◆ Required work
Repeat all of the records verbatim.

◆ Records shown
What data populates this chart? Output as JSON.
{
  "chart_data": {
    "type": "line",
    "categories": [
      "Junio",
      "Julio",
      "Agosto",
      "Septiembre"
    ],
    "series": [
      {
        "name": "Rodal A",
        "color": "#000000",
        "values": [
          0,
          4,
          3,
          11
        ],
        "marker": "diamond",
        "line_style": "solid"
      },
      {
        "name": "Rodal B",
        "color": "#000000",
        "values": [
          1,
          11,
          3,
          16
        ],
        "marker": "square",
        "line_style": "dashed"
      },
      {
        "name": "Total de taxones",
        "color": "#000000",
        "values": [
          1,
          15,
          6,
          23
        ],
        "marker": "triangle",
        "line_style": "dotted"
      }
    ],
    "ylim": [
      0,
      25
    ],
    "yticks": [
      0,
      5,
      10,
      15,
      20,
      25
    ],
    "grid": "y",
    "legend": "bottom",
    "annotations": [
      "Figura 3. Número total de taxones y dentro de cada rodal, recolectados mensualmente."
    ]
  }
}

◆ Result below
What data populates this chart? Output as JSON.
{
  "chart_data": {
    "type": "line",
    "categories": [
      "Junio",
      "Julio",
      "Agosto",
      "Septiembre"
    ],
    "series": [
      {
        "name": "Rodal A",
        "color": "#000000",
        "values": [
          0,
          4,
          3,
          11
        ],
        "marker": "diamond",
        "line_style": "solid"
      },
      {
        "name": "Rodal B",
        "color": "#000000",
        "values": [
          1,
          11,
          3,
          16
        ],
        "marker": "square",
        "line_style": "dashed"
      },
      {
        "name": "Total de taxones",
        "color": "#000000",
        "values": [
          1,
          15,
          6,
          23
        ],
        "marker": "triangle",
        "line_style": "dotted"
      }
    ],
    "ylim": [
      0,
      25
    ],
    "yticks": [
      0,
      5,
      10,
      15,
      20,
      25
    ],
    "grid": "y",
    "legend": "bottom",
    "annotations": [
      "Figura 3. Número total de taxones y dentro de cada rodal, recolectados mensualmente."
    ]
  }
}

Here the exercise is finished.